— start of INPUT RECORDS —
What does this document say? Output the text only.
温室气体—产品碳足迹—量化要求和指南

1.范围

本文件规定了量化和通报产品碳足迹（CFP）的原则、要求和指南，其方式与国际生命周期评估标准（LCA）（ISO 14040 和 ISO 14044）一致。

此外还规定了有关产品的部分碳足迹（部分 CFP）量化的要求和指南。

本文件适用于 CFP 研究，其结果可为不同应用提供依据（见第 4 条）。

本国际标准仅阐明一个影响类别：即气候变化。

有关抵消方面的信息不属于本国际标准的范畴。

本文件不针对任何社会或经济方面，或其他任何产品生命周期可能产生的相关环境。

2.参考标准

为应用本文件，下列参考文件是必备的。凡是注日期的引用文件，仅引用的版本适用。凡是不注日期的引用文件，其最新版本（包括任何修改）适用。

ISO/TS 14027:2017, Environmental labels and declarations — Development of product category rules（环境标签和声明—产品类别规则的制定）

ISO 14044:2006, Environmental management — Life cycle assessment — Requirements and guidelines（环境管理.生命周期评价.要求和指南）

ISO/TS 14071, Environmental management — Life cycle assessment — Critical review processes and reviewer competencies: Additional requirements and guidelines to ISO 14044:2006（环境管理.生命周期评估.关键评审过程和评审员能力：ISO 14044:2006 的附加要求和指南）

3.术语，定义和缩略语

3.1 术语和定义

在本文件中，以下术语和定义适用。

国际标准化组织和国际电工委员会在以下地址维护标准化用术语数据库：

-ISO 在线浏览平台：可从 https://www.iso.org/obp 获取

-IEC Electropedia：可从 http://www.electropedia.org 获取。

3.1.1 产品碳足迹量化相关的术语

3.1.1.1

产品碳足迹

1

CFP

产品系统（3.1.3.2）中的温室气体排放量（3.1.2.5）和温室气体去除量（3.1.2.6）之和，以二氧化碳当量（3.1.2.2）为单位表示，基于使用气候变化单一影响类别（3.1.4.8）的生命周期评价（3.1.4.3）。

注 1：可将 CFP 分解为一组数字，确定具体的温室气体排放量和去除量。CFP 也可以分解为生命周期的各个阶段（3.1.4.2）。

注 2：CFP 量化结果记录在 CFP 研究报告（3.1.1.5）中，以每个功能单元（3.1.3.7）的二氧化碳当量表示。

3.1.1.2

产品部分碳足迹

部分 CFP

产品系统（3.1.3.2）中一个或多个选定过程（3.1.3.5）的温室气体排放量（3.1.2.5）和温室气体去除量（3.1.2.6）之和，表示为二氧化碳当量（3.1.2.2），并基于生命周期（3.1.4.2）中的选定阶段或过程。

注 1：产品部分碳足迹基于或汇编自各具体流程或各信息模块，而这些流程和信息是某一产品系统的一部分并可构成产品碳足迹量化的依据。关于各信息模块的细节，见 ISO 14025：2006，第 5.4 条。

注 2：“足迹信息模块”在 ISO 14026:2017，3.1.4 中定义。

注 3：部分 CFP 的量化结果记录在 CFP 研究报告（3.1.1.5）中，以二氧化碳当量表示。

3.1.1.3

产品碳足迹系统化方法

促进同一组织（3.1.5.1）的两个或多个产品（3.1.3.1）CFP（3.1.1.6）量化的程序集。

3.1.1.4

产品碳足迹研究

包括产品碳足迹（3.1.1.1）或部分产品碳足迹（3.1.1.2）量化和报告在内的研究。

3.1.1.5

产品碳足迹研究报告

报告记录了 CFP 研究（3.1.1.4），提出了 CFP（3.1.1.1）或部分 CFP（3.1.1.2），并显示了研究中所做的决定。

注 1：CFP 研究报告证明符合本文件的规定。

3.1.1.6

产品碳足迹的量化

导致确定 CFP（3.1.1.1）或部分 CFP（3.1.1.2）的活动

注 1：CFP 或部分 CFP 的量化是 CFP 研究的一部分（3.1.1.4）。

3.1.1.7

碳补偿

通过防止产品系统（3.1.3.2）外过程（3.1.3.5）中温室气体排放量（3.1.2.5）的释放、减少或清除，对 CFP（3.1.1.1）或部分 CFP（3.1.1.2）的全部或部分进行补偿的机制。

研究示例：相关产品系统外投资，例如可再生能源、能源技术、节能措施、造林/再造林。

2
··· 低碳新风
— end of INPUT RECORDS —
Set down the listing in full, keeping every word exactly as it is.

RESPONSE>
What does this document say? Output the text only.
温室气体—产品碳足迹—量化要求和指南

1.范围

本文件规定了量化和通报产品碳足迹（CFP）的原则、要求和指南，其方式与国际生命周期评估标准（LCA）（ISO 14040 和 ISO 14044）一致。

此外还规定了有关产品的部分碳足迹（部分 CFP）量化的要求和指南。

本文件适用于 CFP 研究，其结果可为不同应用提供依据（见第 4 条）。

本国际标准仅阐明一个影响类别：即气候变化。

有关抵消方面的信息不属于本国际标准的范畴。

本文件不针对任何社会或经济方面，或其他任何产品生命周期可能产生的相关环境。

2.参考标准

为应用本文件，下列参考文件是必备的。凡是注日期的引用文件，仅引用的版本适用。凡是不注日期的引用文件，其最新版本（包括任何修改）适用。

ISO/TS 14027:2017, Environmental labels and declarations — Development of product category rules（环境标签和声明—产品类别规则的制定）

ISO 14044:2006, Environmental management — Life cycle assessment — Requirements and guidelines（环境管理.生命周期评价.要求和指南）

ISO/TS 14071, Environmental management — Life cycle assessment — Critical review processes and reviewer competencies: Additional requirements and guidelines to ISO 14044:2006（环境管理.生命周期评估.关键评审过程和评审员能力：ISO 14044:2006 的附加要求和指南）

3.术语，定义和缩略语

3.1 术语和定义

在本文件中，以下术语和定义适用。

国际标准化组织和国际电工委员会在以下地址维护标准化用术语数据库：

-ISO 在线浏览平台：可从 https://www.iso.org/obp 获取

-IEC Electropedia：可从 http://www.electropedia.org 获取。

3.1.1 产品碳足迹量化相关的术语

3.1.1.1

产品碳足迹

1

CFP

产品系统（3.1.3.2）中的温室气体排放量（3.1.2.5）和温室气体去除量（3.1.2.6）之和，以二氧化碳当量（3.1.2.2）为单位表示，基于使用气候变化单一影响类别（3.1.4.8）的生命周期评价（3.1.4.3）。

注 1：可将 CFP 分解为一组数字，确定具体的温室气体排放量和去除量。CFP 也可以分解为生命周期的各个阶段（3.1.4.2）。

注 2：CFP 量化结果记录在 CFP 研究报告（3.1.1.5）中，以每个功能单元（3.1.3.7）的二氧化碳当量表示。

3.1.1.2

产品部分碳足迹

部分 CFP

产品系统（3.1.3.2）中一个或多个选定过程（3.1.3.5）的温室气体排放量（3.1.2.5）和温室气体去除量（3.1.2.6）之和，表示为二氧化碳当量（3.1.2.2），并基于生命周期（3.1.4.2）中的选定阶段或过程。

注 1：产品部分碳足迹基于或汇编自各具体流程或各信息模块，而这些流程和信息是某一产品系统的一部分并可构成产品碳足迹量化的依据。关于各信息模块的细节，见 ISO 14025：2006，第 5.4 条。

注 2：“足迹信息模块”在 ISO 14026:2017，3.1.4 中定义。

注 3：部分 CFP 的量化结果记录在 CFP 研究报告（3.1.1.5）中，以二氧化碳当量表示。

3.1.1.3

产品碳足迹系统化方法

促进同一组织（3.1.5.1）的两个或多个产品（3.1.3.1）CFP（3.1.1.6）量化的程序集。

3.1.1.4

产品碳足迹研究

包括产品碳足迹（3.1.1.1）或部分产品碳足迹（3.1.1.2）量化和报告在内的研究。

3.1.1.5

产品碳足迹研究报告

报告记录了 CFP 研究（3.1.1.4），提出了 CFP（3.1.1.1）或部分 CFP（3.1.1.2），并显示了研究中所做的决定。

注 1：CFP 研究报告证明符合本文件的规定。

3.1.1.6

产品碳足迹的量化

导致确定 CFP（3.1.1.1）或部分 CFP（3.1.1.2）的活动

注 1：CFP 或部分 CFP 的量化是 CFP 研究的一部分（3.1.1.4）。

3.1.1.7

碳补偿

通过防止产品系统（3.1.3.2）外过程（3.1.3.5）中温室气体排放量（3.1.2.5）的释放、减少或清除，对 CFP（3.1.1.1）或部分 CFP（3.1.1.2）的全部或部分进行补偿的机制。

研究示例：相关产品系统外投资，例如可再生能源、能源技术、节能措施、造林/再造林。

2
··· 低碳新风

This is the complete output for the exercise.